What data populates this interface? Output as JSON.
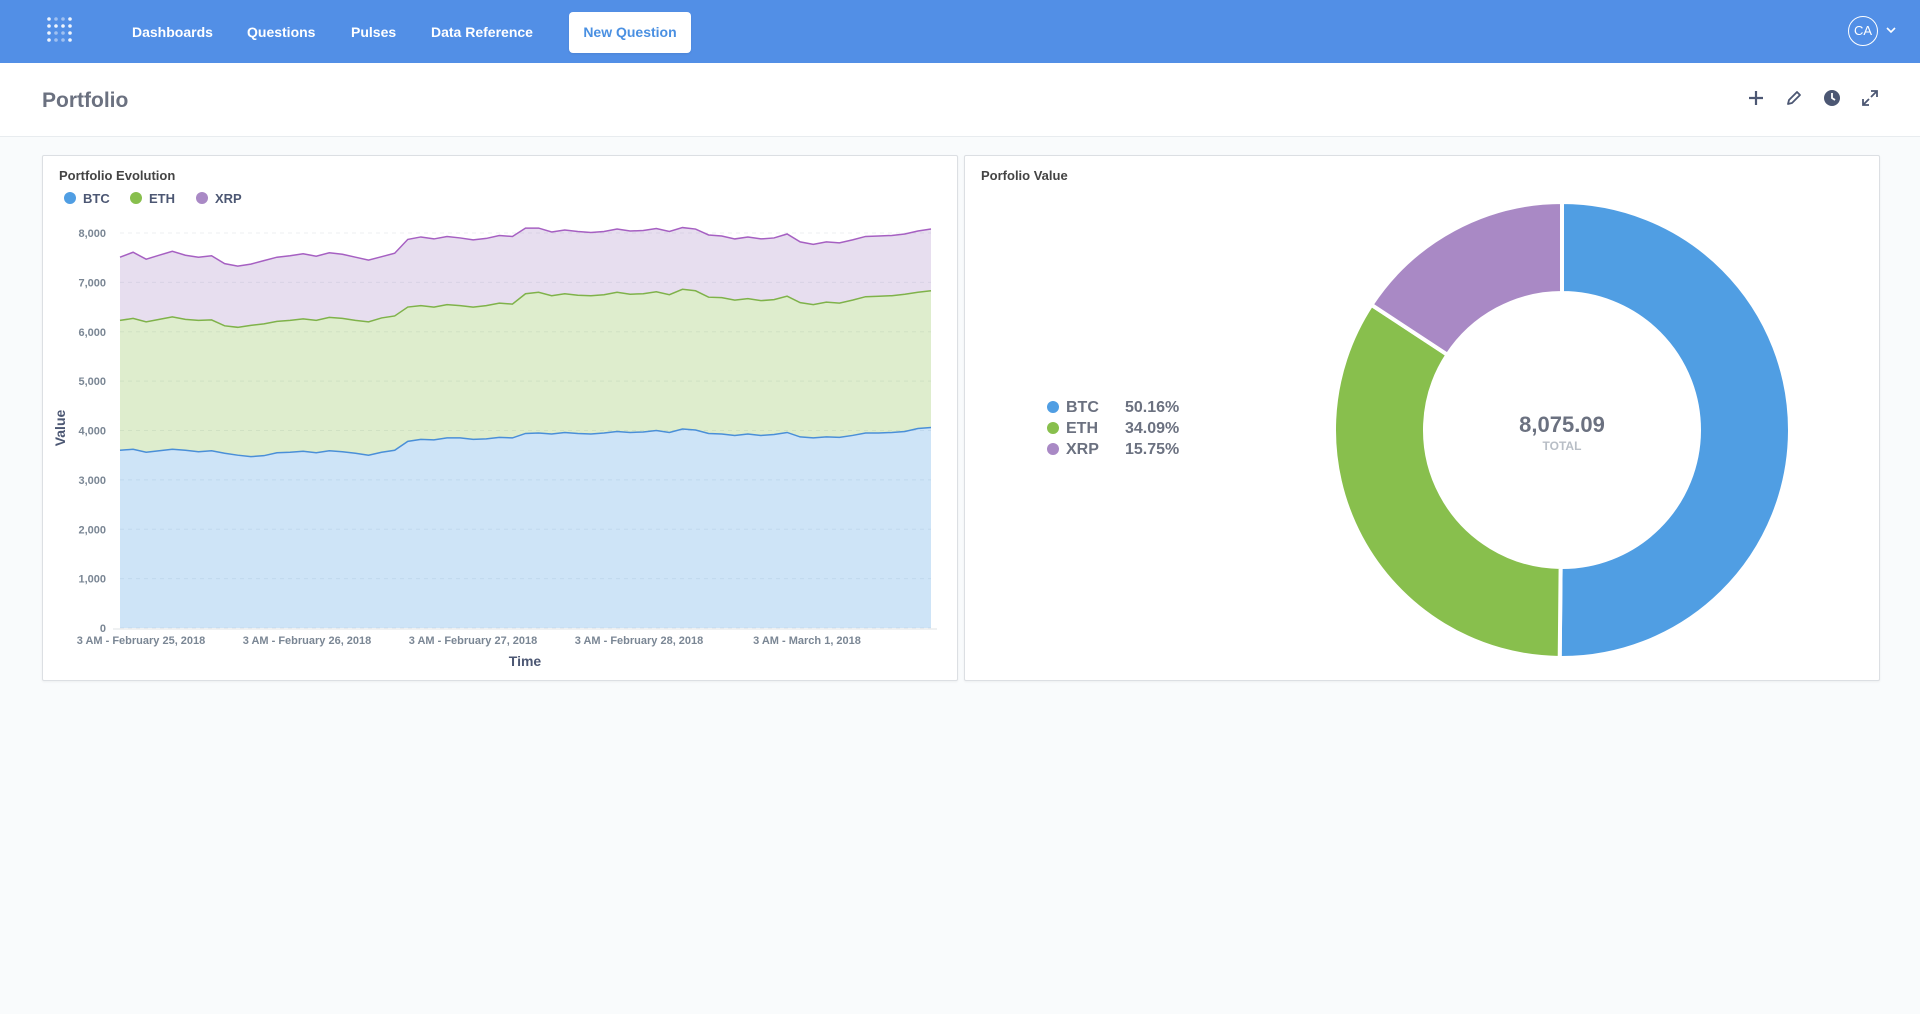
{
  "nav": {
    "items": [
      "Dashboards",
      "Questions",
      "Pulses",
      "Data Reference"
    ],
    "new_question": "New Question",
    "avatar": "CA"
  },
  "page": {
    "title": "Portfolio"
  },
  "colors": {
    "btc": "#509ee3",
    "eth": "#88bf4d",
    "xrp": "#a989c5",
    "nav": "#528fe6"
  },
  "area_card": {
    "title": "Portfolio Evolution",
    "legend": [
      "BTC",
      "ETH",
      "XRP"
    ]
  },
  "pie_card": {
    "title": "Porfolio Value",
    "total": "8,075.09",
    "total_label": "TOTAL",
    "legend": [
      {
        "name": "BTC",
        "pct": "50.16%"
      },
      {
        "name": "ETH",
        "pct": "34.09%"
      },
      {
        "name": "XRP",
        "pct": "15.75%"
      }
    ]
  },
  "chart_data": [
    {
      "type": "area",
      "title": "Portfolio Evolution",
      "xlabel": "Time",
      "ylabel": "Value",
      "stacked": true,
      "x_ticks": [
        "3 AM - February 25, 2018",
        "3 AM - February 26, 2018",
        "3 AM - February 27, 2018",
        "3 AM - February 28, 2018",
        "3 AM - March 1, 2018"
      ],
      "y_ticks": [
        "0",
        "1,000",
        "2,000",
        "3,000",
        "4,000",
        "5,000",
        "6,000",
        "7,000",
        "8,000"
      ],
      "ylim": [
        0,
        8000
      ],
      "series": [
        {
          "name": "BTC",
          "cumulative": [
            3600,
            3620,
            3560,
            3590,
            3620,
            3600,
            3570,
            3590,
            3540,
            3500,
            3470,
            3490,
            3550,
            3560,
            3580,
            3550,
            3590,
            3570,
            3540,
            3500,
            3560,
            3600,
            3780,
            3820,
            3810,
            3850,
            3850,
            3820,
            3830,
            3860,
            3850,
            3940,
            3950,
            3930,
            3960,
            3940,
            3930,
            3950,
            3980,
            3960,
            3970,
            4000,
            3960,
            4030,
            4010,
            3940,
            3930,
            3900,
            3930,
            3900,
            3920,
            3960,
            3870,
            3850,
            3870,
            3860,
            3900,
            3950,
            3950,
            3960,
            3980,
            4040,
            4060
          ]
        },
        {
          "name": "ETH",
          "cumulative": [
            6230,
            6270,
            6200,
            6250,
            6300,
            6250,
            6230,
            6240,
            6120,
            6090,
            6130,
            6160,
            6210,
            6230,
            6260,
            6230,
            6290,
            6270,
            6230,
            6200,
            6280,
            6320,
            6500,
            6530,
            6500,
            6550,
            6530,
            6500,
            6530,
            6580,
            6560,
            6770,
            6800,
            6730,
            6770,
            6740,
            6730,
            6750,
            6800,
            6760,
            6770,
            6810,
            6750,
            6860,
            6830,
            6700,
            6690,
            6640,
            6670,
            6630,
            6650,
            6720,
            6590,
            6550,
            6600,
            6580,
            6640,
            6710,
            6720,
            6730,
            6760,
            6800,
            6830
          ]
        },
        {
          "name": "XRP",
          "cumulative": [
            7510,
            7610,
            7470,
            7550,
            7630,
            7550,
            7510,
            7540,
            7380,
            7330,
            7370,
            7440,
            7510,
            7540,
            7580,
            7530,
            7600,
            7570,
            7510,
            7450,
            7520,
            7590,
            7870,
            7920,
            7880,
            7930,
            7900,
            7860,
            7890,
            7950,
            7930,
            8100,
            8100,
            8020,
            8060,
            8030,
            8010,
            8030,
            8080,
            8040,
            8050,
            8090,
            8030,
            8110,
            8080,
            7960,
            7940,
            7880,
            7920,
            7880,
            7900,
            7980,
            7820,
            7770,
            7820,
            7800,
            7860,
            7930,
            7940,
            7950,
            7980,
            8040,
            8080
          ]
        }
      ]
    },
    {
      "type": "pie",
      "title": "Porfolio Value",
      "total": 8075.09,
      "slices": [
        {
          "name": "BTC",
          "percent": 50.16
        },
        {
          "name": "ETH",
          "percent": 34.09
        },
        {
          "name": "XRP",
          "percent": 15.75
        }
      ]
    }
  ]
}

--

**THE PROBLEM**
What is needed is an exact reproduction of the data, pictures excluded.

**THE RESPONSE**
What data populates this interface? Output as JSON.
{
  "nav": {
    "items": [
      "Dashboards",
      "Questions",
      "Pulses",
      "Data Reference"
    ],
    "new_question": "New Question",
    "avatar": "CA"
  },
  "page": {
    "title": "Portfolio"
  },
  "colors": {
    "btc": "#509ee3",
    "eth": "#88bf4d",
    "xrp": "#a989c5",
    "nav": "#528fe6"
  },
  "area_card": {
    "title": "Portfolio Evolution",
    "legend": [
      "BTC",
      "ETH",
      "XRP"
    ]
  },
  "pie_card": {
    "title": "Porfolio Value",
    "total": "8,075.09",
    "total_label": "TOTAL",
    "legend": [
      {
        "name": "BTC",
        "pct": "50.16%"
      },
      {
        "name": "ETH",
        "pct": "34.09%"
      },
      {
        "name": "XRP",
        "pct": "15.75%"
      }
    ]
  },
  "chart_data": [
    {
      "type": "area",
      "title": "Portfolio Evolution",
      "xlabel": "Time",
      "ylabel": "Value",
      "stacked": true,
      "x_ticks": [
        "3 AM - February 25, 2018",
        "3 AM - February 26, 2018",
        "3 AM - February 27, 2018",
        "3 AM - February 28, 2018",
        "3 AM - March 1, 2018"
      ],
      "y_ticks": [
        "0",
        "1,000",
        "2,000",
        "3,000",
        "4,000",
        "5,000",
        "6,000",
        "7,000",
        "8,000"
      ],
      "ylim": [
        0,
        8000
      ],
      "series": [
        {
          "name": "BTC",
          "cumulative": [
            3600,
            3620,
            3560,
            3590,
            3620,
            3600,
            3570,
            3590,
            3540,
            3500,
            3470,
            3490,
            3550,
            3560,
            3580,
            3550,
            3590,
            3570,
            3540,
            3500,
            3560,
            3600,
            3780,
            3820,
            3810,
            3850,
            3850,
            3820,
            3830,
            3860,
            3850,
            3940,
            3950,
            3930,
            3960,
            3940,
            3930,
            3950,
            3980,
            3960,
            3970,
            4000,
            3960,
            4030,
            4010,
            3940,
            3930,
            3900,
            3930,
            3900,
            3920,
            3960,
            3870,
            3850,
            3870,
            3860,
            3900,
            3950,
            3950,
            3960,
            3980,
            4040,
            4060
          ]
        },
        {
          "name": "ETH",
          "cumulative": [
            6230,
            6270,
            6200,
            6250,
            6300,
            6250,
            6230,
            6240,
            6120,
            6090,
            6130,
            6160,
            6210,
            6230,
            6260,
            6230,
            6290,
            6270,
            6230,
            6200,
            6280,
            6320,
            6500,
            6530,
            6500,
            6550,
            6530,
            6500,
            6530,
            6580,
            6560,
            6770,
            6800,
            6730,
            6770,
            6740,
            6730,
            6750,
            6800,
            6760,
            6770,
            6810,
            6750,
            6860,
            6830,
            6700,
            6690,
            6640,
            6670,
            6630,
            6650,
            6720,
            6590,
            6550,
            6600,
            6580,
            6640,
            6710,
            6720,
            6730,
            6760,
            6800,
            6830
          ]
        },
        {
          "name": "XRP",
          "cumulative": [
            7510,
            7610,
            7470,
            7550,
            7630,
            7550,
            7510,
            7540,
            7380,
            7330,
            7370,
            7440,
            7510,
            7540,
            7580,
            7530,
            7600,
            7570,
            7510,
            7450,
            7520,
            7590,
            7870,
            7920,
            7880,
            7930,
            7900,
            7860,
            7890,
            7950,
            7930,
            8100,
            8100,
            8020,
            8060,
            8030,
            8010,
            8030,
            8080,
            8040,
            8050,
            8090,
            8030,
            8110,
            8080,
            7960,
            7940,
            7880,
            7920,
            7880,
            7900,
            7980,
            7820,
            7770,
            7820,
            7800,
            7860,
            7930,
            7940,
            7950,
            7980,
            8040,
            8080
          ]
        }
      ]
    },
    {
      "type": "pie",
      "title": "Porfolio Value",
      "total": 8075.09,
      "slices": [
        {
          "name": "BTC",
          "percent": 50.16
        },
        {
          "name": "ETH",
          "percent": 34.09
        },
        {
          "name": "XRP",
          "percent": 15.75
        }
      ]
    }
  ]
}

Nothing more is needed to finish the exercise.